> [Direction] Send back the records in full, character for character.

(Dataset excerpts)
********

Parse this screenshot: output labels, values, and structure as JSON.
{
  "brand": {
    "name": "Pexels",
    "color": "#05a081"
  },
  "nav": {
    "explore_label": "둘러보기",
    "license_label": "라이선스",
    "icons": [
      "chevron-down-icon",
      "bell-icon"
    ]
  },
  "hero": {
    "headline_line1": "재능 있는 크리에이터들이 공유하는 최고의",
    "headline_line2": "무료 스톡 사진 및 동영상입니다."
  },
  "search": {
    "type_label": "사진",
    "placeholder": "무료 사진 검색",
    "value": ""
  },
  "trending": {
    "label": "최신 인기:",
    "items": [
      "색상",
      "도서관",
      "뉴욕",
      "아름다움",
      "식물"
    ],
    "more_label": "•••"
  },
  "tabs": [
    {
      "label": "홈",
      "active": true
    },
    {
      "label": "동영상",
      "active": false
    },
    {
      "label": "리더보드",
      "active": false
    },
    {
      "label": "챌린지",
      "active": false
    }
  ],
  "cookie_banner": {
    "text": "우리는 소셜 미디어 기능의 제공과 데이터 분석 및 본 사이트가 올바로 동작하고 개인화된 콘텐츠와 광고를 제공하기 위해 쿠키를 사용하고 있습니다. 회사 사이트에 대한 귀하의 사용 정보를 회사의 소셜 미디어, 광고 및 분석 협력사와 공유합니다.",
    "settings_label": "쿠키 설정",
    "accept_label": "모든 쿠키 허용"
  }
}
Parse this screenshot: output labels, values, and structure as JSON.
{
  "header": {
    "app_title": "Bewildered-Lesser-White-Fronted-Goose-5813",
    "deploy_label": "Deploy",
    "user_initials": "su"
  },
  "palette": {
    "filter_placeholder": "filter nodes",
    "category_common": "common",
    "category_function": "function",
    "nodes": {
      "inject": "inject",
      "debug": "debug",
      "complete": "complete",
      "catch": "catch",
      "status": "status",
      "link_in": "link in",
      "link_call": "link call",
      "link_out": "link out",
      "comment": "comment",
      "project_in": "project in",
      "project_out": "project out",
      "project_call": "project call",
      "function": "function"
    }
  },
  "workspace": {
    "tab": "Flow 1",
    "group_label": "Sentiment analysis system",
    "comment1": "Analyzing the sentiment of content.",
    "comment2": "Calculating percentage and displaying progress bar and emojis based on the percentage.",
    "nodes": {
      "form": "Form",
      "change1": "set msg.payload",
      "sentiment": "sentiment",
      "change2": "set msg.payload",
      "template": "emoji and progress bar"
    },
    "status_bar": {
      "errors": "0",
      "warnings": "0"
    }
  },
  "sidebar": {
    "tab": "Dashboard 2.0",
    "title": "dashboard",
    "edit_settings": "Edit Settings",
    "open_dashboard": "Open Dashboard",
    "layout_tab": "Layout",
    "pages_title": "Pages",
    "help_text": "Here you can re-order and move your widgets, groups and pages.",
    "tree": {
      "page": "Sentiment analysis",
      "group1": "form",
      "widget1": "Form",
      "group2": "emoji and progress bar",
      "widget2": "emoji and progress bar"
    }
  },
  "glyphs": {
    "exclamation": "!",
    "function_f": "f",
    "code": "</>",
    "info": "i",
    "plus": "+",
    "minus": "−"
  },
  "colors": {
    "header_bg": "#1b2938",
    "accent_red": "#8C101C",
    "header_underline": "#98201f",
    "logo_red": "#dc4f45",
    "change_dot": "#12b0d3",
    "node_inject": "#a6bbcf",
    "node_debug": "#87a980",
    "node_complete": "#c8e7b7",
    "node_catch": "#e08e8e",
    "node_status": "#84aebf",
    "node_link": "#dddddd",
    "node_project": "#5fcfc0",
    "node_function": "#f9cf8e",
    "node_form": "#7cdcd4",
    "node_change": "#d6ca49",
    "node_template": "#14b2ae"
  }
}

********

> [Result]
Parse this screenshot: output labels, values, and structure as JSON.
{
  "brand": {
    "name": "Pexels",
    "color": "#05a081"
  },
  "nav": {
    "explore_label": "둘러보기",
    "license_label": "라이선스",
    "icons": [
      "chevron-down-icon",
      "bell-icon"
    ]
  },
  "hero": {
    "headline_line1": "재능 있는 크리에이터들이 공유하는 최고의",
    "headline_line2": "무료 스톡 사진 및 동영상입니다."
  },
  "search": {
    "type_label": "사진",
    "placeholder": "무료 사진 검색",
    "value": ""
  },
  "trending": {
    "label": "최신 인기:",
    "items": [
      "색상",
      "도서관",
      "뉴욕",
      "아름다움",
      "식물"
    ],
    "more_label": "•••"
  },
  "tabs": [
    {
      "label": "홈",
      "active": true
    },
    {
      "label": "동영상",
      "active": false
    },
    {
      "label": "리더보드",
      "active": false
    },
    {
      "label": "챌린지",
      "active": false
    }
  ],
  "cookie_banner": {
    "text": "우리는 소셜 미디어 기능의 제공과 데이터 분석 및 본 사이트가 올바로 동작하고 개인화된 콘텐츠와 광고를 제공하기 위해 쿠키를 사용하고 있습니다. 회사 사이트에 대한 귀하의 사용 정보를 회사의 소셜 미디어, 광고 및 분석 협력사와 공유합니다.",
    "settings_label": "쿠키 설정",
    "accept_label": "모든 쿠키 허용"
  }
}
Parse this screenshot: output labels, values, and structure as JSON.
{
  "header": {
    "app_title": "Bewildered-Lesser-White-Fronted-Goose-5813",
    "deploy_label": "Deploy",
    "user_initials": "su"
  },
  "palette": {
    "filter_placeholder": "filter nodes",
    "category_common": "common",
    "category_function": "function",
    "nodes": {
      "inject": "inject",
      "debug": "debug",
      "complete": "complete",
      "catch": "catch",
      "status": "status",
      "link_in": "link in",
      "link_call": "link call",
      "link_out": "link out",
      "comment": "comment",
      "project_in": "project in",
      "project_out": "project out",
      "project_call": "project call",
      "function": "function"
    }
  },
  "workspace": {
    "tab": "Flow 1",
    "group_label": "Sentiment analysis system",
    "comment1": "Analyzing the sentiment of content.",
    "comment2": "Calculating percentage and displaying progress bar and emojis based on the percentage.",
    "nodes": {
      "form": "Form",
      "change1": "set msg.payload",
      "sentiment": "sentiment",
      "change2": "set msg.payload",
      "template": "emoji and progress bar"
    },
    "status_bar": {
      "errors": "0",
      "warnings": "0"
    }
  },
  "sidebar": {
    "tab": "Dashboard 2.0",
    "title": "dashboard",
    "edit_settings": "Edit Settings",
    "open_dashboard": "Open Dashboard",
    "layout_tab": "Layout",
    "pages_title": "Pages",
    "help_text": "Here you can re-order and move your widgets, groups and pages.",
    "tree": {
      "page": "Sentiment analysis",
      "group1": "form",
      "widget1": "Form",
      "group2": "emoji and progress bar",
      "widget2": "emoji and progress bar"
    }
  },
  "glyphs": {
    "exclamation": "!",
    "function_f": "f",
    "code": "</>",
    "info": "i",
    "plus": "+",
    "minus": "−"
  },
  "colors": {
    "header_bg": "#1b2938",
    "accent_red": "#8C101C",
    "header_underline": "#98201f",
    "logo_red": "#dc4f45",
    "change_dot": "#12b0d3",
    "node_inject": "#a6bbcf",
    "node_debug": "#87a980",
    "node_complete": "#c8e7b7",
    "node_catch": "#e08e8e",
    "node_status": "#84aebf",
    "node_link": "#dddddd",
    "node_project": "#5fcfc0",
    "node_function": "#f9cf8e",
    "node_form": "#7cdcd4",
    "node_change": "#d6ca49",
    "node_template": "#14b2ae"
  }
}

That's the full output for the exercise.